**WORK TO BE COMPLETED**
Return all the entries exactly, keeping pictures out.

**INPUT RECORDS**
┄┄┄┄┄┄

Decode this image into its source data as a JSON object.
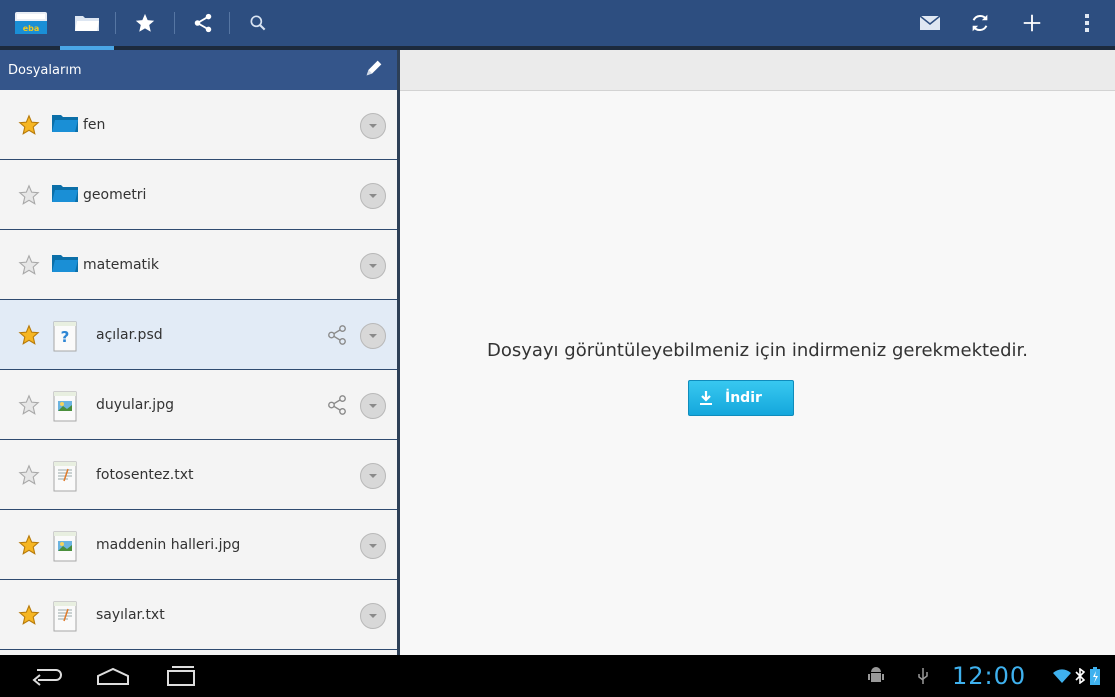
{
  "app": {
    "title": "eba"
  },
  "sidebar": {
    "title": "Dosyalarım",
    "items": [
      {
        "name": "fen",
        "type": "folder",
        "starred": true,
        "shared": false,
        "selected": false
      },
      {
        "name": "geometri",
        "type": "folder",
        "starred": false,
        "shared": false,
        "selected": false
      },
      {
        "name": "matematik",
        "type": "folder",
        "starred": false,
        "shared": false,
        "selected": false
      },
      {
        "name": "açılar.psd",
        "type": "psd",
        "starred": true,
        "shared": true,
        "selected": true
      },
      {
        "name": "duyular.jpg",
        "type": "jpg",
        "starred": false,
        "shared": true,
        "selected": false
      },
      {
        "name": "fotosentez.txt",
        "type": "txt",
        "starred": false,
        "shared": false,
        "selected": false
      },
      {
        "name": "maddenin halleri.jpg",
        "type": "jpg",
        "starred": true,
        "shared": false,
        "selected": false
      },
      {
        "name": "sayılar.txt",
        "type": "txt",
        "starred": true,
        "shared": false,
        "selected": false
      }
    ]
  },
  "content": {
    "message": "Dosyayı görüntüleyebilmeniz için indirmeniz gerekmektedir.",
    "download_label": "İndir"
  },
  "status": {
    "time": "12:00"
  },
  "colors": {
    "topbar": "#2d4e80",
    "accent": "#4aa6e6",
    "button": "#1fb4e4",
    "clock": "#3fb1ee"
  }
}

┄┄┄┄┄┄

**SOLUTION TO THIS EXERCISE**
Decode this image into its source data as a JSON object.
{
  "app": {
    "title": "eba"
  },
  "sidebar": {
    "title": "Dosyalarım",
    "items": [
      {
        "name": "fen",
        "type": "folder",
        "starred": true,
        "shared": false,
        "selected": false
      },
      {
        "name": "geometri",
        "type": "folder",
        "starred": false,
        "shared": false,
        "selected": false
      },
      {
        "name": "matematik",
        "type": "folder",
        "starred": false,
        "shared": false,
        "selected": false
      },
      {
        "name": "açılar.psd",
        "type": "psd",
        "starred": true,
        "shared": true,
        "selected": true
      },
      {
        "name": "duyular.jpg",
        "type": "jpg",
        "starred": false,
        "shared": true,
        "selected": false
      },
      {
        "name": "fotosentez.txt",
        "type": "txt",
        "starred": false,
        "shared": false,
        "selected": false
      },
      {
        "name": "maddenin halleri.jpg",
        "type": "jpg",
        "starred": true,
        "shared": false,
        "selected": false
      },
      {
        "name": "sayılar.txt",
        "type": "txt",
        "starred": true,
        "shared": false,
        "selected": false
      }
    ]
  },
  "content": {
    "message": "Dosyayı görüntüleyebilmeniz için indirmeniz gerekmektedir.",
    "download_label": "İndir"
  },
  "status": {
    "time": "12:00"
  },
  "colors": {
    "topbar": "#2d4e80",
    "accent": "#4aa6e6",
    "button": "#1fb4e4",
    "clock": "#3fb1ee"
  }
}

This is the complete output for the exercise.